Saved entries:
....................

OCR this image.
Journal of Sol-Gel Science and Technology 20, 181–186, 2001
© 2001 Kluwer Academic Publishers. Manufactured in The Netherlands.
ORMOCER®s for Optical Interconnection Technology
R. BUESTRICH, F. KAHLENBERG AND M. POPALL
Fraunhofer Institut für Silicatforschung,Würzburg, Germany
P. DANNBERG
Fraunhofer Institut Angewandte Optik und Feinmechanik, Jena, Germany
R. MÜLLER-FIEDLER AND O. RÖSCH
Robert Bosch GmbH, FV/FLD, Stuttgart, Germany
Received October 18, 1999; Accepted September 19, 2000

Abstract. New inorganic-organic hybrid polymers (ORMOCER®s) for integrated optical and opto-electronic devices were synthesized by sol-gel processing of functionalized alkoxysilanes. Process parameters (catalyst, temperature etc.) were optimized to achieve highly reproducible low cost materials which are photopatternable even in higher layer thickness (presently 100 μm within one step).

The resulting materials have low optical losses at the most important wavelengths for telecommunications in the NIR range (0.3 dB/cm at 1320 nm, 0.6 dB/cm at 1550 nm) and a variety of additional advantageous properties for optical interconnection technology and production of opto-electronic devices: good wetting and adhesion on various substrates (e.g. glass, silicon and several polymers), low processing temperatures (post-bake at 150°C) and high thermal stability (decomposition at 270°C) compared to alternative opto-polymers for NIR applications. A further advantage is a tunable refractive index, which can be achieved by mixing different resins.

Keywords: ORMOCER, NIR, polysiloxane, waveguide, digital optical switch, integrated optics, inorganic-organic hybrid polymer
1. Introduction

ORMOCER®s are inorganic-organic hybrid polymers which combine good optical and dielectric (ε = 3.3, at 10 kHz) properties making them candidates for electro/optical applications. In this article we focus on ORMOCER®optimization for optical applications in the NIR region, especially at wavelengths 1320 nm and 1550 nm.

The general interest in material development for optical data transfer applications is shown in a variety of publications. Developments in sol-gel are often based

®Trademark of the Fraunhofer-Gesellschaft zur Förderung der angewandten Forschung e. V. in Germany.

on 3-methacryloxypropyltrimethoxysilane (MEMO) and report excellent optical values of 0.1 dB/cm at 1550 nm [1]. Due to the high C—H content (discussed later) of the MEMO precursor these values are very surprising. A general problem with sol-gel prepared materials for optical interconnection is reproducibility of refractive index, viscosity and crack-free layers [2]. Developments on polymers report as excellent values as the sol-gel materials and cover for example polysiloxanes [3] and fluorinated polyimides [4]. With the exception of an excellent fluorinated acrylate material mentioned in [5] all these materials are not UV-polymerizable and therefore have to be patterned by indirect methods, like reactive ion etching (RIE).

....................

What is asked: Restate the whole listing exactly.

Full output:
OCR this image.
Journal of Sol-Gel Science and Technology 20, 181–186, 2001
© 2001 Kluwer Academic Publishers. Manufactured in The Netherlands.
ORMOCER®s for Optical Interconnection Technology
R. BUESTRICH, F. KAHLENBERG AND M. POPALL
Fraunhofer Institut für Silicatforschung,Würzburg, Germany
P. DANNBERG
Fraunhofer Institut Angewandte Optik und Feinmechanik, Jena, Germany
R. MÜLLER-FIEDLER AND O. RÖSCH
Robert Bosch GmbH, FV/FLD, Stuttgart, Germany
Received October 18, 1999; Accepted September 19, 2000

Abstract. New inorganic-organic hybrid polymers (ORMOCER®s) for integrated optical and opto-electronic devices were synthesized by sol-gel processing of functionalized alkoxysilanes. Process parameters (catalyst, temperature etc.) were optimized to achieve highly reproducible low cost materials which are photopatternable even in higher layer thickness (presently 100 μm within one step).

The resulting materials have low optical losses at the most important wavelengths for telecommunications in the NIR range (0.3 dB/cm at 1320 nm, 0.6 dB/cm at 1550 nm) and a variety of additional advantageous properties for optical interconnection technology and production of opto-electronic devices: good wetting and adhesion on various substrates (e.g. glass, silicon and several polymers), low processing temperatures (post-bake at 150°C) and high thermal stability (decomposition at 270°C) compared to alternative opto-polymers for NIR applications. A further advantage is a tunable refractive index, which can be achieved by mixing different resins.

Keywords: ORMOCER, NIR, polysiloxane, waveguide, digital optical switch, integrated optics, inorganic-organic hybrid polymer
1. Introduction

ORMOCER®s are inorganic-organic hybrid polymers which combine good optical and dielectric (ε = 3.3, at 10 kHz) properties making them candidates for electro/optical applications. In this article we focus on ORMOCER®optimization for optical applications in the NIR region, especially at wavelengths 1320 nm and 1550 nm.

The general interest in material development for optical data transfer applications is shown in a variety of publications. Developments in sol-gel are often based

®Trademark of the Fraunhofer-Gesellschaft zur Förderung der angewandten Forschung e. V. in Germany.

on 3-methacryloxypropyltrimethoxysilane (MEMO) and report excellent optical values of 0.1 dB/cm at 1550 nm [1]. Due to the high C—H content (discussed later) of the MEMO precursor these values are very surprising. A general problem with sol-gel prepared materials for optical interconnection is reproducibility of refractive index, viscosity and crack-free layers [2]. Developments on polymers report as excellent values as the sol-gel materials and cover for example polysiloxanes [3] and fluorinated polyimides [4]. With the exception of an excellent fluorinated acrylate material mentioned in [5] all these materials are not UV-polymerizable and therefore have to be patterned by indirect methods, like reactive ion etching (RIE).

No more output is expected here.